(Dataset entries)
--------

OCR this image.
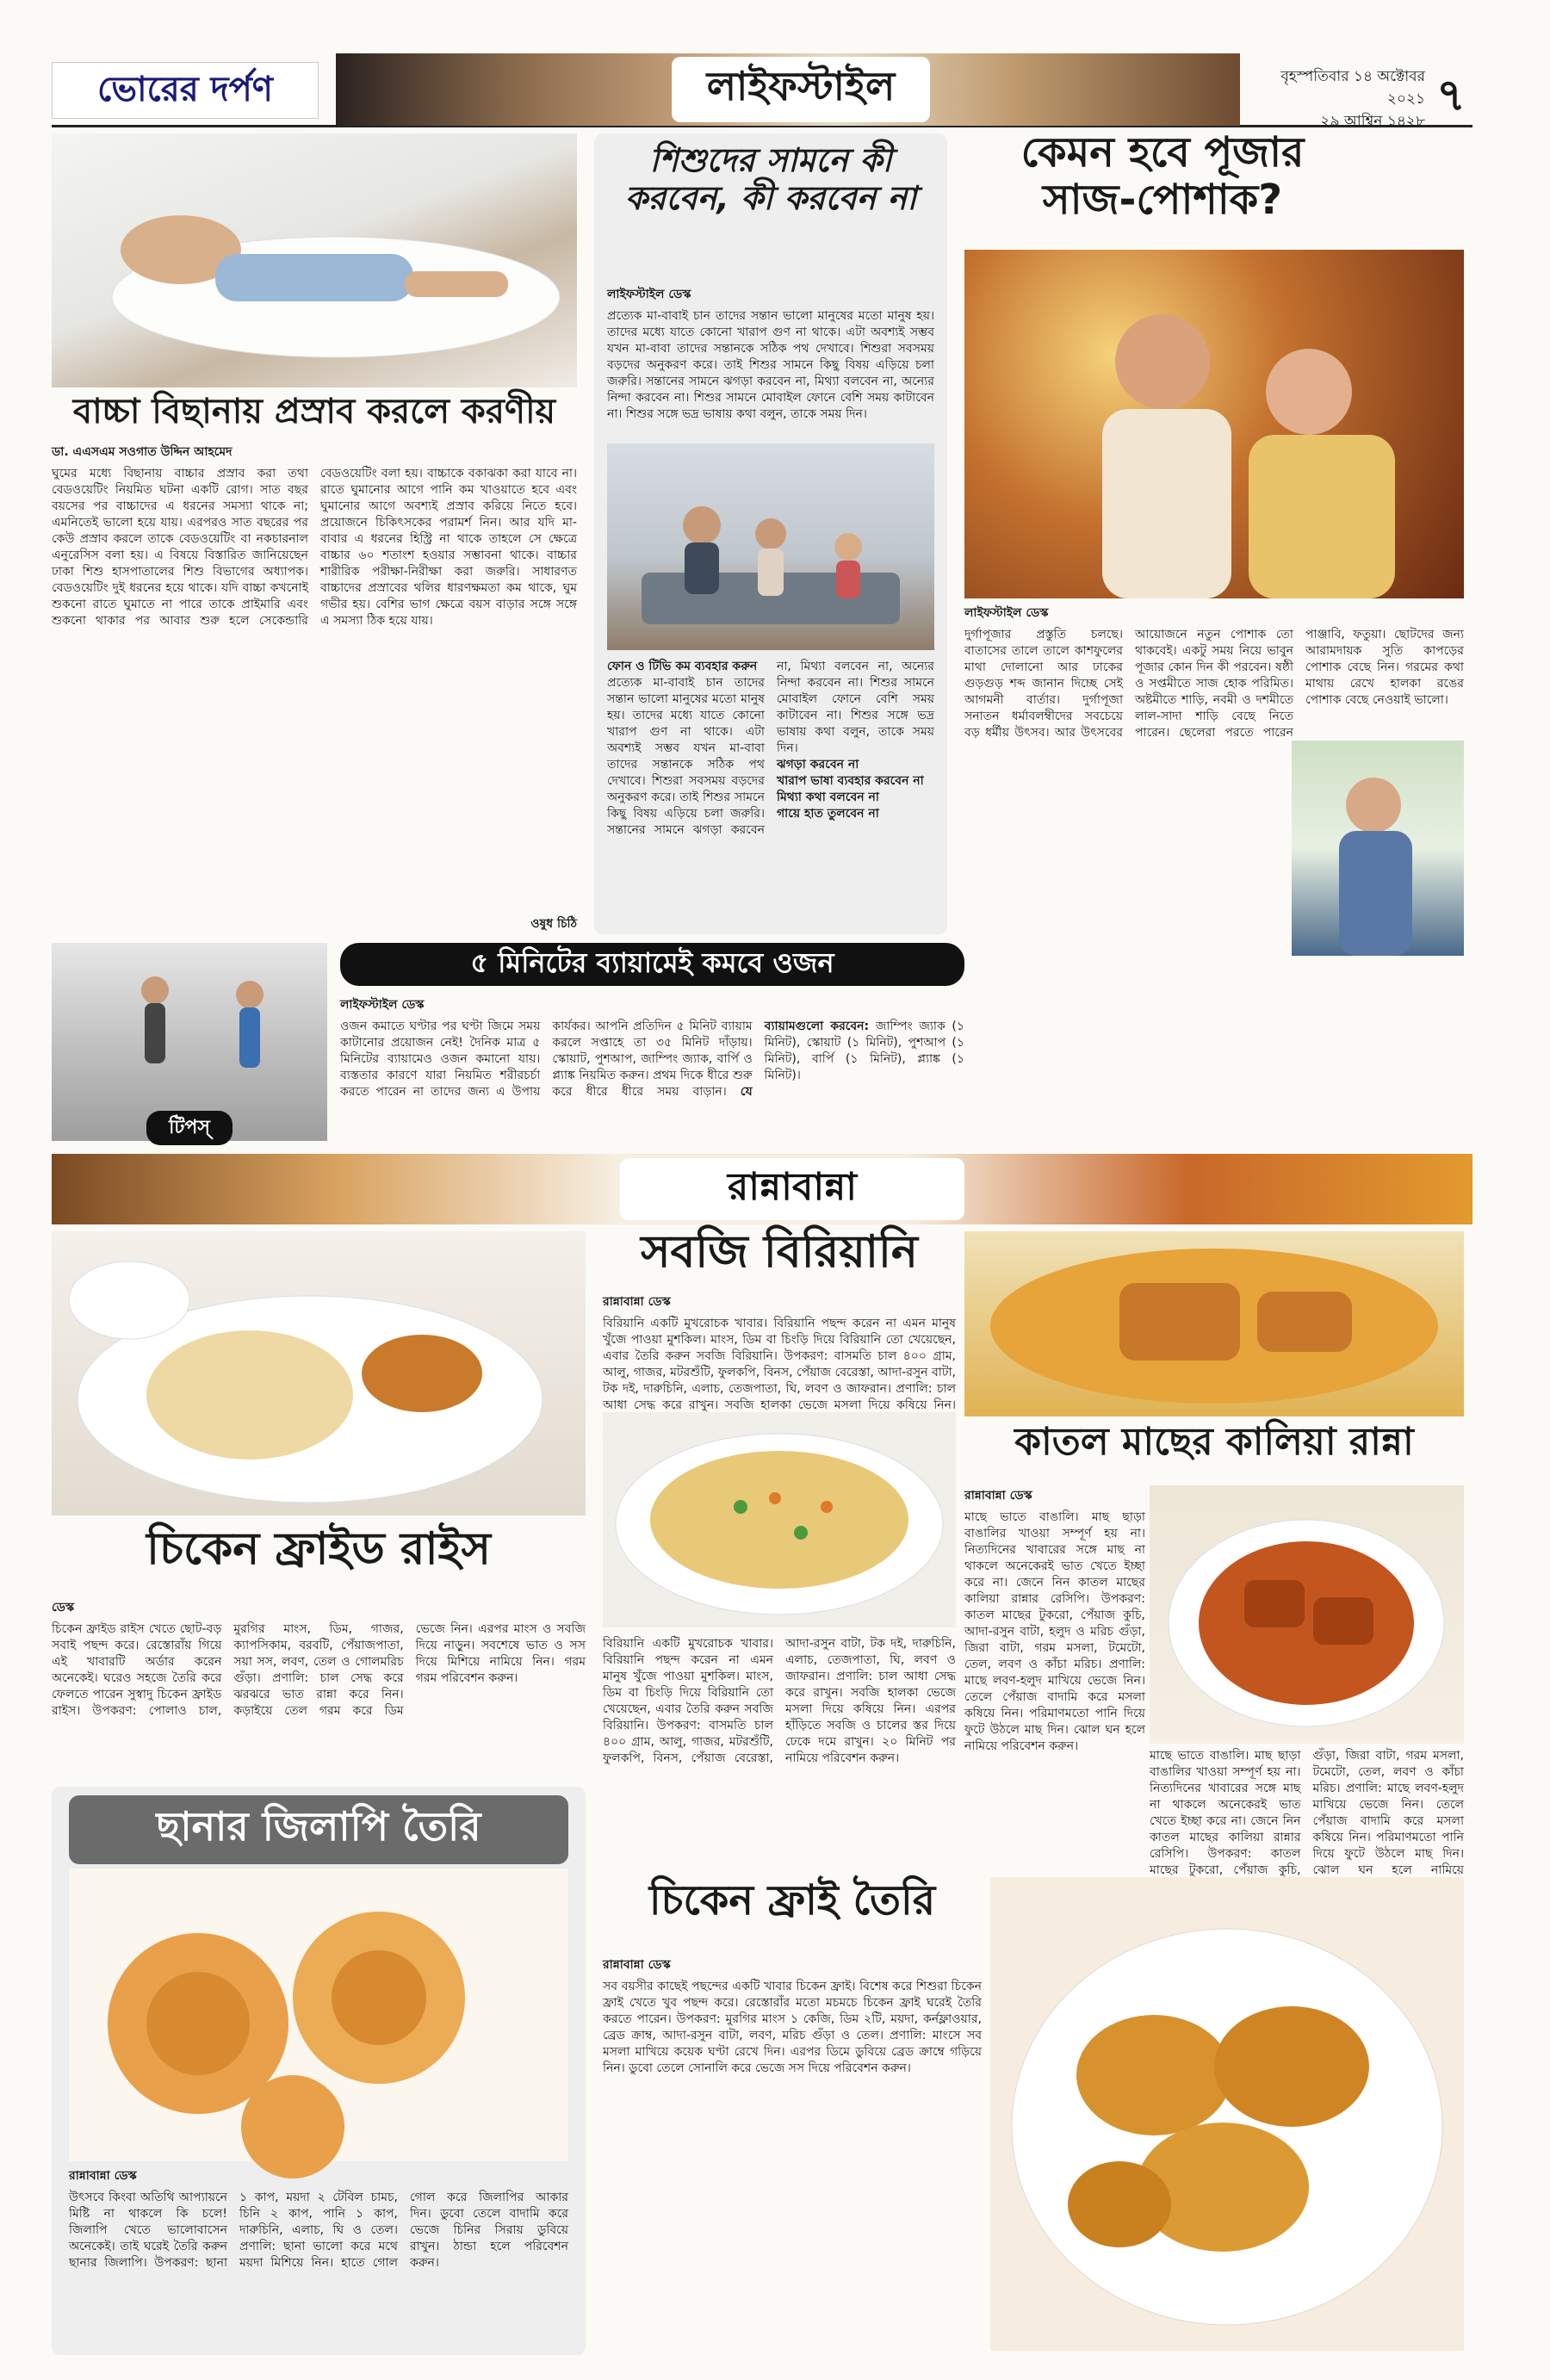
ভোরের দর্পণ	লাইফস্টাইল	বৃহস্পতিবার ১৪ অক্টোবর ২০২১
২৯ আশ্বিন ১৪২৮ ৭
বাচ্চা বিছানায় প্রস্রাব করলে করণীয়
ডা. এএসএম সওগাত উদ্দিন আহমেদ
ঘুমের মধ্যে বিছানায় বাচ্চার প্রস্রাব করা তথা বেডওয়েটিং নিয়মিত ঘটনা একটি রোগ। সাত বছর বয়সের পর বাচ্চাদের এ ধরনের সমস্যা থাকে না; এমনিতেই ভালো হয়ে যায়। এরপরও সাত বছরের পর কেউ প্রস্রাব করলে তাকে বেডওয়েটিং বা নকচারনাল এনুরেসিস বলা হয়। এ বিষয়ে বিস্তারিত জানিয়েছেন ঢাকা শিশু হাসপাতালের শিশু বিভাগের অধ্যাপক। বেডওয়েটিং দুই ধরনের হয়ে থাকে। যদি বাচ্চা কখনোই শুকনো রাতে ঘুমাতে না পারে তাকে প্রাইমারি এবং শুকনো থাকার পর আবার শুরু হলে সেকেন্ডারি বেডওয়েটিং বলা হয়। বাচ্চাকে বকাঝকা করা যাবে না। রাতে ঘুমানোর আগে পানি কম খাওয়াতে হবে এবং ঘুমানোর আগে অবশ্যই প্রস্রাব করিয়ে নিতে হবে। প্রয়োজনে চিকিৎসকের পরামর্শ নিন। আর যদি মা-বাবার এ ধরনের হিস্ট্রি না থাকে তাহলে সে ক্ষেত্রে বাচ্চার ৬০ শতাংশ হওয়ার সম্ভাবনা থাকে। বাচ্চার শারীরিক পরীক্ষা-নিরীক্ষা করা জরুরি। সাধারণত বাচ্চাদের প্রস্রাবের থলির ধারণক্ষমতা কম থাকে, ঘুম গভীর হয়। বেশির ভাগ ক্ষেত্রে বয়স বাড়ার সঙ্গে সঙ্গে এ সমস্যা ঠিক হয়ে যায়।
ওষুধ চিঠি
শিশুদের সামনে কী করবেন, কী করবেন না
লাইফস্টাইল ডেস্ক
প্রত্যেক মা-বাবাই চান তাদের সন্তান ভালো মানুষের মতো মানুষ হয়। তাদের মধ্যে যাতে কোনো খারাপ গুণ না থাকে। এটা অবশ্যই সম্ভব যখন মা-বাবা তাদের সন্তানকে সঠিক পথ দেখাবে। শিশুরা সবসময় বড়দের অনুকরণ করে। তাই শিশুর সামনে কিছু বিষয় এড়িয়ে চলা জরুরি। সন্তানের সামনে ঝগড়া করবেন না, মিথ্যা বলবেন না, অন্যের নিন্দা করবেন না। শিশুর সামনে মোবাইল ফোনে বেশি সময় কাটাবেন না। শিশুর সঙ্গে ভদ্র ভাষায় কথা বলুন, তাকে সময় দিন।

ফোন ও টিভি কম ব্যবহার করুন

প্রত্যেক মা-বাবাই চান তাদের সন্তান ভালো মানুষের মতো মানুষ হয়। তাদের মধ্যে যাতে কোনো খারাপ গুণ না থাকে। এটা অবশ্যই সম্ভব যখন মা-বাবা তাদের সন্তানকে সঠিক পথ দেখাবে। শিশুরা সবসময় বড়দের অনুকরণ করে। তাই শিশুর সামনে কিছু বিষয় এড়িয়ে চলা জরুরি। সন্তানের সামনে ঝগড়া করবেন না, মিথ্যা বলবেন না, অন্যের নিন্দা করবেন না। শিশুর সামনে মোবাইল ফোনে বেশি সময় কাটাবেন না। শিশুর সঙ্গে ভদ্র ভাষায় কথা বলুন, তাকে সময় দিন।

ঝগড়া করবেন না

খারাপ ভাষা ব্যবহার করবেন না

মিথ্যা কথা বলবেন না

গায়ে হাত তুলবেন না

কেমন হবে পূজার সাজ-পোশাক?
লাইফস্টাইল ডেস্ক
দুর্গাপূজার প্রস্তুতি চলছে। বাতাসের তালে তালে কাশফুলের মাথা দোলানো আর ঢাকের গুড়গুড় শব্দ জানান দিচ্ছে সেই আগমনী বার্তার। দুর্গাপূজা সনাতন ধর্মাবলম্বীদের সবচেয়ে বড় ধর্মীয় উৎসব। আর উৎসবের আয়োজনে নতুন পোশাক তো থাকবেই। একটু সময় নিয়ে ভাবুন পূজার কোন দিন কী পরবেন। ষষ্ঠী ও সপ্তমীতে সাজ হোক পরিমিত। অষ্টমীতে শাড়ি, নবমী ও দশমীতে লাল-সাদা শাড়ি বেছে নিতে পারেন। ছেলেরা পরতে পারেন পাঞ্জাবি, ফতুয়া। ছোটদের জন্য আরামদায়ক সুতি কাপড়ের পোশাক বেছে নিন। গরমের কথা মাথায় রেখে হালকা রঙের পোশাক বেছে নেওয়াই ভালো।
টিপস্
৫ মিনিটের ব্যায়ামেই কমবে ওজন
লাইফস্টাইল ডেস্ক
ওজন কমাতে ঘণ্টার পর ঘণ্টা জিমে সময় কাটানোর প্রয়োজন নেই! দৈনিক মাত্র ৫ মিনিটের ব্যায়ামেও ওজন কমানো যায়। ব্যস্ততার কারণে যারা নিয়মিত শরীরচর্চা করতে পারেন না তাদের জন্য এ উপায় কার্যকর। আপনি প্রতিদিন ৫ মিনিট ব্যায়াম করলে সপ্তাহে তা ৩৫ মিনিট দাঁড়ায়। স্কোয়াট, পুশআপ, জাম্পিং জ্যাক, বার্পি ও প্ল্যাঙ্ক নিয়মিত করুন। প্রথম দিকে ধীরে শুরু করে ধীরে ধীরে সময় বাড়ান। যে ব্যায়ামগুলো করবেন: জাম্পিং জ্যাক (১ মিনিট), স্কোয়াট (১ মিনিট), পুশআপ (১ মিনিট), বার্পি (১ মিনিট), প্ল্যাঙ্ক (১ মিনিট)।
রান্নাবান্না
চিকেন ফ্রাইড রাইস
ডেস্ক
চিকেন ফ্রাইড রাইস খেতে ছোট-বড় সবাই পছন্দ করে। রেস্তোরাঁয় গিয়ে এই খাবারটি অর্ডার করেন অনেকেই। ঘরেও সহজে তৈরি করে ফেলতে পারেন সুস্বাদু চিকেন ফ্রাইড রাইস। উপকরণ: পোলাও চাল, মুরগির মাংস, ডিম, গাজর, ক্যাপসিকাম, বরবটি, পেঁয়াজপাতা, সয়া সস, লবণ, তেল ও গোলমরিচ গুঁড়া। প্রণালি: চাল সেদ্ধ করে ঝরঝরে ভাত রান্না করে নিন। কড়াইয়ে তেল গরম করে ডিম ভেজে নিন। এরপর মাংস ও সবজি দিয়ে নাড়ুন। সবশেষে ভাত ও সস দিয়ে মিশিয়ে নামিয়ে নিন। গরম গরম পরিবেশন করুন।
সবজি বিরিয়ানি
রান্নাবান্না ডেস্ক
বিরিয়ানি একটি মুখরোচক খাবার। বিরিয়ানি পছন্দ করেন না এমন মানুষ খুঁজে পাওয়া মুশকিল। মাংস, ডিম বা চিংড়ি দিয়ে বিরিয়ানি তো খেয়েছেন, এবার তৈরি করুন সবজি বিরিয়ানি। উপকরণ: বাসমতি চাল ৪০০ গ্রাম, আলু, গাজর, মটরশুঁটি, ফুলকপি, বিনস, পেঁয়াজ বেরেস্তা, আদা-রসুন বাটা, টক দই, দারুচিনি, এলাচ, তেজপাতা, ঘি, লবণ ও জাফরান। প্রণালি: চাল আধা সেদ্ধ করে রাখুন। সবজি হালকা ভেজে মসলা দিয়ে কষিয়ে নিন।
বিরিয়ানি একটি মুখরোচক খাবার। বিরিয়ানি পছন্দ করেন না এমন মানুষ খুঁজে পাওয়া মুশকিল। মাংস, ডিম বা চিংড়ি দিয়ে বিরিয়ানি তো খেয়েছেন, এবার তৈরি করুন সবজি বিরিয়ানি। উপকরণ: বাসমতি চাল ৪০০ গ্রাম, আলু, গাজর, মটরশুঁটি, ফুলকপি, বিনস, পেঁয়াজ বেরেস্তা, আদা-রসুন বাটা, টক দই, দারুচিনি, এলাচ, তেজপাতা, ঘি, লবণ ও জাফরান। প্রণালি: চাল আধা সেদ্ধ করে রাখুন। সবজি হালকা ভেজে মসলা দিয়ে কষিয়ে নিন। এরপর হাঁড়িতে সবজি ও চালের স্তর দিয়ে ঢেকে দমে রাখুন। ২০ মিনিট পর নামিয়ে পরিবেশন করুন।
কাতল মাছের কালিয়া রান্না
রান্নাবান্না ডেস্ক
মাছে ভাতে বাঙালি। মাছ ছাড়া বাঙালির খাওয়া সম্পূর্ণ হয় না। নিত্যদিনের খাবারের সঙ্গে মাছ না থাকলে অনেকেরই ভাত খেতে ইচ্ছা করে না। জেনে নিন কাতল মাছের কালিয়া রান্নার রেসিপি। উপকরণ: কাতল মাছের টুকরো, পেঁয়াজ কুচি, আদা-রসুন বাটা, হলুদ ও মরিচ গুঁড়া, জিরা বাটা, গরম মসলা, টমেটো, তেল, লবণ ও কাঁচা মরিচ। প্রণালি: মাছে লবণ-হলুদ মাখিয়ে ভেজে নিন। তেলে পেঁয়াজ বাদামি করে মসলা কষিয়ে নিন। পরিমাণমতো পানি দিয়ে ফুটে উঠলে মাছ দিন। ঝোল ঘন হলে নামিয়ে পরিবেশন করুন।
মাছে ভাতে বাঙালি। মাছ ছাড়া বাঙালির খাওয়া সম্পূর্ণ হয় না। নিত্যদিনের খাবারের সঙ্গে মাছ না থাকলে অনেকেরই ভাত খেতে ইচ্ছা করে না। জেনে নিন কাতল মাছের কালিয়া রান্নার রেসিপি। উপকরণ: কাতল মাছের টুকরো, পেঁয়াজ কুচি, গুঁড়া, জিরা বাটা, গরম মসলা, টমেটো, তেল, লবণ ও কাঁচা মরিচ। প্রণালি: মাছে লবণ-হলুদ মাখিয়ে ভেজে নিন। তেলে পেঁয়াজ বাদামি করে মসলা কষিয়ে নিন। পরিমাণমতো পানি দিয়ে ফুটে উঠলে মাছ দিন। ঝোল ঘন হলে নামিয়ে
ছানার জিলাপি তৈরি
রান্নাবান্না ডেস্ক
উৎসবে কিংবা অতিথি আপ্যায়নে মিষ্টি না থাকলে কি চলে! জিলাপি খেতে ভালোবাসেন অনেকেই। তাই ঘরেই তৈরি করুন ছানার জিলাপি। উপকরণ: ছানা ১ কাপ, ময়দা ২ টেবিল চামচ, চিনি ২ কাপ, পানি ১ কাপ, দারুচিনি, এলাচ, ঘি ও তেল। প্রণালি: ছানা ভালো করে মথে ময়দা মিশিয়ে নিন। হাতে গোল গোল করে জিলাপির আকার দিন। ডুবো তেলে বাদামি করে ভেজে চিনির সিরায় ডুবিয়ে রাখুন। ঠান্ডা হলে পরিবেশন করুন।
চিকেন ফ্রাই তৈরি
রান্নাবান্না ডেস্ক
সব বয়সীর কাছেই পছন্দের একটি খাবার চিকেন ফ্রাই। বিশেষ করে শিশুরা চিকেন ফ্রাই খেতে খুব পছন্দ করে। রেস্তোরাঁর মতো মচমচে চিকেন ফ্রাই ঘরেই তৈরি করতে পারেন। উপকরণ: মুরগির মাংস ১ কেজি, ডিম ২টি, ময়দা, কর্নফ্লাওয়ার, ব্রেড ক্রাম্ব, আদা-রসুন বাটা, লবণ, মরিচ গুঁড়া ও তেল। প্রণালি: মাংসে সব মসলা মাখিয়ে কয়েক ঘণ্টা রেখে দিন। এরপর ডিমে ডুবিয়ে ব্রেড ক্রাম্বে গড়িয়ে নিন। ডুবো তেলে সোনালি করে ভেজে সস দিয়ে পরিবেশন করুন।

--------

§ Do this
Across the records above, count the lines holding "মটরশ" and reply with that number alone.

§ Answer in full
2